### Task directions:
Copy out each line of the material in which the word "JSON" appears.

### Working data:
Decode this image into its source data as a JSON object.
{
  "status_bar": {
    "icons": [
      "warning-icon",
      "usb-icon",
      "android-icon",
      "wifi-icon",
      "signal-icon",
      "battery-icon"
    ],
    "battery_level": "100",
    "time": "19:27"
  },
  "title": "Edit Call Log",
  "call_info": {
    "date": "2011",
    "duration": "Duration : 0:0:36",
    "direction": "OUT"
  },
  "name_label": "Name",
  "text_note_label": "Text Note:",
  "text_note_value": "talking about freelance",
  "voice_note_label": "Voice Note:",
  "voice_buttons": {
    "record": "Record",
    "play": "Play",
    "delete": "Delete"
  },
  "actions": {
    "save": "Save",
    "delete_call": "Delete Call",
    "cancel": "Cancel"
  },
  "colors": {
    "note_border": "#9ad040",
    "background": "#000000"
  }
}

==

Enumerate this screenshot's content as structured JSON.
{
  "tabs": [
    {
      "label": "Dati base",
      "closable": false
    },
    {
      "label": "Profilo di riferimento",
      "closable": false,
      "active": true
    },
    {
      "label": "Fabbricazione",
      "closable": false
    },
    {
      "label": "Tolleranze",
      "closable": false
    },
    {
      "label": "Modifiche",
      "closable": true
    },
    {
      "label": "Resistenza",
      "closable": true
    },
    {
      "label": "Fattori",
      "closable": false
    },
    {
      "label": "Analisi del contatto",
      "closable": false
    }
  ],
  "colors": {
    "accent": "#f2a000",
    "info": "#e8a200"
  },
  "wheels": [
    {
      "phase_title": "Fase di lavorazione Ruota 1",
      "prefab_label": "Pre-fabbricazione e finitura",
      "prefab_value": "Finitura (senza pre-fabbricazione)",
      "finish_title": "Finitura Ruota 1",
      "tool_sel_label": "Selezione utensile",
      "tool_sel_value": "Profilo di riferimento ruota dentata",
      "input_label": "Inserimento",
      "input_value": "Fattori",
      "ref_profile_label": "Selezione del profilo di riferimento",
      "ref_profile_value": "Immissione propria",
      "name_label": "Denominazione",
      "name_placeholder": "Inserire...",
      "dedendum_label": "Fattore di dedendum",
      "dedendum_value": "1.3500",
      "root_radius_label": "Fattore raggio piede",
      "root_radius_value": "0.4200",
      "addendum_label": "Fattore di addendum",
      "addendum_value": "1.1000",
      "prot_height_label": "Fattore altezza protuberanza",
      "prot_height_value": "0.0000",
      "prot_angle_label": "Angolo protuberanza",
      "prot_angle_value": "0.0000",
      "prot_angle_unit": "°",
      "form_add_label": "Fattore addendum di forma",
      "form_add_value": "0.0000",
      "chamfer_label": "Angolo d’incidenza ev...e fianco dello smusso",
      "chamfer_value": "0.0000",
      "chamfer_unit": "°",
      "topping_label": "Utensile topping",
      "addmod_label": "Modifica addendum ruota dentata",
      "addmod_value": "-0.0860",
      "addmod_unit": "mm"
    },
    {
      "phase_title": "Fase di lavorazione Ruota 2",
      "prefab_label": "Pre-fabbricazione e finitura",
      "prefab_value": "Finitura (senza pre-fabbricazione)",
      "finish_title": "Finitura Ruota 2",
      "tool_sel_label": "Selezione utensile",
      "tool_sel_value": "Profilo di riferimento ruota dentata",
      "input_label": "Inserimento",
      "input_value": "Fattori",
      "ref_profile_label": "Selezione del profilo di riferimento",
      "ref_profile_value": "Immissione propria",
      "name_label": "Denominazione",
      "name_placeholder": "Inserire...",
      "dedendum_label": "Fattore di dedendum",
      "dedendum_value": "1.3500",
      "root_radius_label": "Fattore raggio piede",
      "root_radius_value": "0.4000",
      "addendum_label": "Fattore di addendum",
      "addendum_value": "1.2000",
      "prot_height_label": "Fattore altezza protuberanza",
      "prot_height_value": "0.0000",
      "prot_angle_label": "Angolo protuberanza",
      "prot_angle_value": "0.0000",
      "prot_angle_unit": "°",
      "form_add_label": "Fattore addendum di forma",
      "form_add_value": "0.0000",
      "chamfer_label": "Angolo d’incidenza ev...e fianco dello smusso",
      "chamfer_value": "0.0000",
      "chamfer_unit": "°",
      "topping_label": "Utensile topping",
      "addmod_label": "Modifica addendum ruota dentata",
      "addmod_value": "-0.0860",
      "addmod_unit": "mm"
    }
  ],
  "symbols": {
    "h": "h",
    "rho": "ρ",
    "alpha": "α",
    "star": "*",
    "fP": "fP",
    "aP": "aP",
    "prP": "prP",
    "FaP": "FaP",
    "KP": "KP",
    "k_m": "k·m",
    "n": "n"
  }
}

### Reply:
Decode this image into its source data as a JSON object.
Enumerate this screenshot's content as structured JSON.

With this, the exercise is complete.